[START EXTRACT]

I wrote a few weeks ago about the outpouring of love and support that I saw from Kiwis around me after the tragic attack in Christchurch. This has continued, and many people have done amazing work to help in a variety of ways. But it will take a long time to process, let alone recover from such an awful event.
I was, as many people around the world were, shocked to discover that NZ's gun laws did not prevent people from owning the type of weapons that were used in the attack. There is very little gun violence here, and I naively believed that this was partially because there weren't so many or such dangerous guns around. I was stunned to find that there are approximately 1.5 million guns in NZ, and while apparently the majority of these are owned by rural farmers who use them for pest control, it is still a large number. In 2017, there were 30 guns for every 100 people in NZ, which seems so high to me! I learned, to my horror, that in that same year there were 101 guns for every 100 people in the States. For a moment that seemed to mean that I should reframe and think of 30 as not all that many, but I don't want it to be about comparisons, I just don't think we need so many guns! And if we do want to compare, the UK had 4 guns for every 100 people that year, so smaller numbers are achievable.
In the subsequent weeks, I've done a bit of reading about gun laws in NZ, although I have to admit that I haven't done as much as I might have on a different topic, because I find myself getting upset very quickly. To summarize my findings, Kiwis have discussed gun laws over the years when there have been shootings in other countries, including the one in Australia that led the Australian government to tighten its restrictions. NZ, however, has chosen not to do the same. You can read an article about some reasons why, as well as watch a video of one of Prime Minister Jacinda Ardern's statements after the tragedy by clicking here.
As you can see in the video, the government took its role in the tragedy very seriously, and immediately began taking steps to prevent such a thing from happening again. Within a few weeks, major gun reforms passed almost unanimously (119 to 1 in Parliament). The new laws ban semi-automatics and assault rifles, and limit the size of magazines. I don't know anything about guns, but my understanding is that they tried to balance farmers' ability to use guns for pest control and the safety of getting rid of guns that could do large-scale damage. You can read more about the changes to the laws, the current restrictions, and the government buy-back of newly illegal guns by clicking here or here or here.

[END EXTRACT]
[START DATA SUPPLIED]

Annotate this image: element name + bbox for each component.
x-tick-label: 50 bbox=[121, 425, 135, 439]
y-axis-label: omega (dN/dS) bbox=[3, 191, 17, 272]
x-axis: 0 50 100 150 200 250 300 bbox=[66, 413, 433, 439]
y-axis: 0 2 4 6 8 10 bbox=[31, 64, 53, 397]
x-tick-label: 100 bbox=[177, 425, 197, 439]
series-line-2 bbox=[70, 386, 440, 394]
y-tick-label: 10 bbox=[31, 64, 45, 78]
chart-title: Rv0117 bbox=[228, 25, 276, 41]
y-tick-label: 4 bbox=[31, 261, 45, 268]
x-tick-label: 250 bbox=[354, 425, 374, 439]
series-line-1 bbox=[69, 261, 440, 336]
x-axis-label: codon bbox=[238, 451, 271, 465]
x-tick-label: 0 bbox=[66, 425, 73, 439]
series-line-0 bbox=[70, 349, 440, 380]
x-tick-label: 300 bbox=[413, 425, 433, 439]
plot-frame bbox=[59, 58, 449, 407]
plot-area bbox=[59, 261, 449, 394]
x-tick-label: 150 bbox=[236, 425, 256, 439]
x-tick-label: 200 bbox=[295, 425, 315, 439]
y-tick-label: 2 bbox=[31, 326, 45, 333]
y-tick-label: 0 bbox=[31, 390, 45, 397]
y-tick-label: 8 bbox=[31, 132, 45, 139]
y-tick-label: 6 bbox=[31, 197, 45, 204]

[END DATA SUPPLIED]

WORK INSTRUCTIONS:
Pick up the post on New Zealand's gun laws after the Christchurch attack and keep writing from its last sentence.

EXERCISE ANSWER:
I realize it says little about my merits as a well-informed citizen, but I don't want to know any more about guns than I already do. I wish that changes had been made before a tragedy forced us all to wake up and take action, but I'm so thankful that the response has combined empathy with legal action, and that the changes have now been made. I have deep respect and admiration for Jacinda Ardern, and am glad that she is able to lead us through this difficult time. I am glad that many of the more dangerous guns in this country will soon be out of circulation, but I am even more glad that Kiwis as a people were able to decide that that was what needed to happen.
In conclusion, I would like to share this letter that was in the newspaper. It is from the President of the International Muslim association and to New Zealand, and it is truly inspiring.
We're now into our 7th year in New Zealand, with permanent residency, our own house, wonderful friends, and jobs we enjoy. We are so fortunate and thankful!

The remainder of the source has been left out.